***** DATA TO USE

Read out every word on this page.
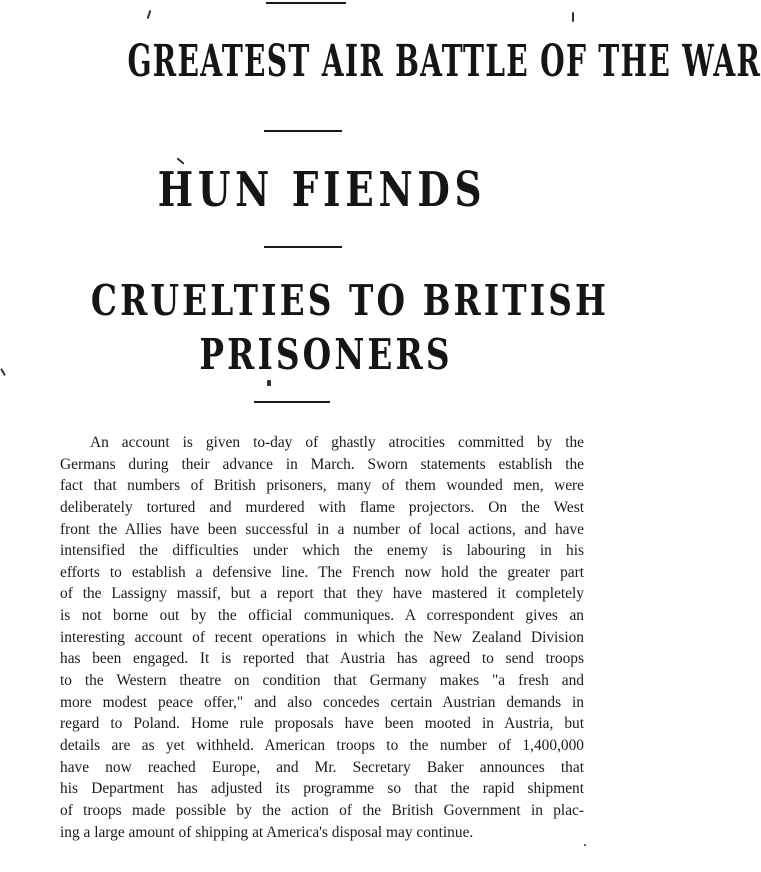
GREATEST AIR BATTLE OF THE WAR
HUN FIENDS
CRUELTIES TO BRITISH
PRISONERS
An account is given to-day of ghastly atrocities committed by the
Germans during their advance in March. Sworn statements establish the
fact that numbers of British prisoners, many of them wounded men, were
deliberately tortured and murdered with flame projectors. On the West
front the Allies have been successful in a number of local actions, and have
intensified the difficulties under which the enemy is labouring in his
efforts to establish a defensive line. The French now hold the greater part
of the Lassigny massif, but a report that they have mastered it completely
is not borne out by the official communiques. A correspondent gives an
interesting account of recent operations in which the New Zealand Division
has been engaged. It is reported that Austria has agreed to send troops
to the Western theatre on condition that Germany makes "a fresh and
more modest peace offer," and also concedes certain Austrian demands in
regard to Poland. Home rule proposals have been mooted in Austria, but
details are as yet withheld. American troops to the number of 1,400,000
have now reached Europe, and Mr. Secretary Baker announces that
his Department has adjusted its programme so that the rapid shipment
of troops made possible by the action of the British Government in plac-
ing a large amount of shipping at America's disposal may continue.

**********

Spot every line that holds "which" and copy it.

intensified the difficulties under which the enemy is labouring in his
interesting account of recent operations in which the New Zealand Division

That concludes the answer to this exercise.